All of the data below should be written out exactly.

● Data records:
BEGIN
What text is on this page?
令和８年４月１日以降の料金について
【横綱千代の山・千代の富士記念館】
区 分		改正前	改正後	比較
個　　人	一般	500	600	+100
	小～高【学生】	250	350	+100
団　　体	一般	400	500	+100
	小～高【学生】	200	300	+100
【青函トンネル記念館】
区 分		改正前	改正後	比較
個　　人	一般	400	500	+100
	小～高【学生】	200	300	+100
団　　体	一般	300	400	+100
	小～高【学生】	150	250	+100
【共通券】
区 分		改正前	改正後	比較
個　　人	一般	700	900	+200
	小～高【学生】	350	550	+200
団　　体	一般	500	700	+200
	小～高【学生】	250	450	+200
END
● Task result:
What text is on this page?
令和８年４月１日以降の料金について
【横綱千代の山・千代の富士記念館】
区 分		改正前	改正後	比較
個　　人	一般	500	600	+100
	小～高【学生】	250	350	+100
団　　体	一般	400	500	+100
	小～高【学生】	200	300	+100
【青函トンネル記念館】
区 分		改正前	改正後	比較
個　　人	一般	400	500	+100
	小～高【学生】	200	300	+100
団　　体	一般	300	400	+100
	小～高【学生】	150	250	+100
【共通券】
区 分		改正前	改正後	比較
個　　人	一般	700	900	+200
	小～高【学生】	350	550	+200
団　　体	一般	500	700	+200
	小～高【学生】	250	450	+200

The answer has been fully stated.